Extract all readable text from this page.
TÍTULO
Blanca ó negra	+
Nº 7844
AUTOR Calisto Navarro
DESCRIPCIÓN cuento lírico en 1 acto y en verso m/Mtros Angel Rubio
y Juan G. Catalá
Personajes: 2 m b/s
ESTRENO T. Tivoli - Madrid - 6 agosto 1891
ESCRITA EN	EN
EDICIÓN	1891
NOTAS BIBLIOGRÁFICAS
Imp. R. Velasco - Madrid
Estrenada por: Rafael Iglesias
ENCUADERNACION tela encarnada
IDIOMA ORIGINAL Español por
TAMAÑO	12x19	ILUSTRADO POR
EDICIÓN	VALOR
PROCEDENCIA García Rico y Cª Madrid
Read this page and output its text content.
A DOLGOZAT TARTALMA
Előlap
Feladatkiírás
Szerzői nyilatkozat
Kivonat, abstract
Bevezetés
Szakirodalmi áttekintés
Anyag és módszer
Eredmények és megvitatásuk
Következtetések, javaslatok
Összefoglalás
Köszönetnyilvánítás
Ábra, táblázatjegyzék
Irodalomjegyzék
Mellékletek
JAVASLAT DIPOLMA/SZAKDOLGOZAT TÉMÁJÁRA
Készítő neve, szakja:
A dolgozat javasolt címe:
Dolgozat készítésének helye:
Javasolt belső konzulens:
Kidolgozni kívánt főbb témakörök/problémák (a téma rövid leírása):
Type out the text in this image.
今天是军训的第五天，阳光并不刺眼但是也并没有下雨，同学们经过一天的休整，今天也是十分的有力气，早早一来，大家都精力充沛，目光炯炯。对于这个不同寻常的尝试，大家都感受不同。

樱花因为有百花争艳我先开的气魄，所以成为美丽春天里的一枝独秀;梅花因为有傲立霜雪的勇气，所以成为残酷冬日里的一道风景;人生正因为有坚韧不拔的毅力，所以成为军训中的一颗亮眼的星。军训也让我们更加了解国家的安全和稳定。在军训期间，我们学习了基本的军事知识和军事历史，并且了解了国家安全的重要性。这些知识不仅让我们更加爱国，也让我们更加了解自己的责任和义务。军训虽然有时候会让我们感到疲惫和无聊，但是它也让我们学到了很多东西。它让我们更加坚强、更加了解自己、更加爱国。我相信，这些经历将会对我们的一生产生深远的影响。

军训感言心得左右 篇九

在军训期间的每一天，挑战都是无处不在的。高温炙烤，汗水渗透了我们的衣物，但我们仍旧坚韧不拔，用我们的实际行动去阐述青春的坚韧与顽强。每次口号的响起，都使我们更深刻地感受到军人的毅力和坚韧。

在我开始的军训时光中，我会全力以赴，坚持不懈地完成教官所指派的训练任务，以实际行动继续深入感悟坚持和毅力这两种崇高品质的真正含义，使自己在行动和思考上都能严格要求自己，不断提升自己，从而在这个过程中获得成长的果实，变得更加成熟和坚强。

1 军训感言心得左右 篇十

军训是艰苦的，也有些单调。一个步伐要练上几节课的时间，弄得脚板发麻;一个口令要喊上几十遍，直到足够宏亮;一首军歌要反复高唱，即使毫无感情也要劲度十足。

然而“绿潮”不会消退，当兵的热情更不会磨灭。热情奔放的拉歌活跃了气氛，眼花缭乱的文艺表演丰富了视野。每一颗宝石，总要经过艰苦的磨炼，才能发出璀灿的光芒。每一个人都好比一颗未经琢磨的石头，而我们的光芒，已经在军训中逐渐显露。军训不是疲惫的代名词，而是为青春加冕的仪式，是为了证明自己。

****************************************

STATED PROBLEM: Read through the entries and copy every line that includes "Madrid".

EXERCISE RESULT:
ESTRENO T. Tivoli - Madrid - 6 agosto 1891
Imp. R. Velasco - Madrid
PROCEDENCIA García Rico y Cª Madrid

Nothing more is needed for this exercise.